# Provided material
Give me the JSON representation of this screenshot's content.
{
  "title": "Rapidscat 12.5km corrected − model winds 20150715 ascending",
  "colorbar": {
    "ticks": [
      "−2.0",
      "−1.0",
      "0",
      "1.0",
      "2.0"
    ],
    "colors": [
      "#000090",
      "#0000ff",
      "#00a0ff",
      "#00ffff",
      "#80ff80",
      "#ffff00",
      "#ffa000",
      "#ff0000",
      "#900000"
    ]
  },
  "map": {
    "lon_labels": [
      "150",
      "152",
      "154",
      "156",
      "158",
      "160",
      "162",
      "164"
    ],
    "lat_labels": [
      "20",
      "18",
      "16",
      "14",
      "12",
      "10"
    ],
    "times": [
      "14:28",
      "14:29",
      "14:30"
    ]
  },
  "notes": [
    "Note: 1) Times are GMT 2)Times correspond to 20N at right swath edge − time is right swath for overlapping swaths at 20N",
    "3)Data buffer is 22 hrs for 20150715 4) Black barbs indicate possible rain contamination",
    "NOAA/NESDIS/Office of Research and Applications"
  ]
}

# Requirement
Copy each entry exactly, with nothing added or dropped.

# Written response
Give me the JSON representation of this screenshot's content.
{
  "title": "Rapidscat 12.5km corrected − model winds 20150715 ascending",
  "colorbar": {
    "ticks": [
      "−2.0",
      "−1.0",
      "0",
      "1.0",
      "2.0"
    ],
    "colors": [
      "#000090",
      "#0000ff",
      "#00a0ff",
      "#00ffff",
      "#80ff80",
      "#ffff00",
      "#ffa000",
      "#ff0000",
      "#900000"
    ]
  },
  "map": {
    "lon_labels": [
      "150",
      "152",
      "154",
      "156",
      "158",
      "160",
      "162",
      "164"
    ],
    "lat_labels": [
      "20",
      "18",
      "16",
      "14",
      "12",
      "10"
    ],
    "times": [
      "14:28",
      "14:29",
      "14:30"
    ]
  },
  "notes": [
    "Note: 1) Times are GMT 2)Times correspond to 20N at right swath edge − time is right swath for overlapping swaths at 20N",
    "3)Data buffer is 22 hrs for 20150715 4) Black barbs indicate possible rain contamination",
    "NOAA/NESDIS/Office of Research and Applications"
  ]
}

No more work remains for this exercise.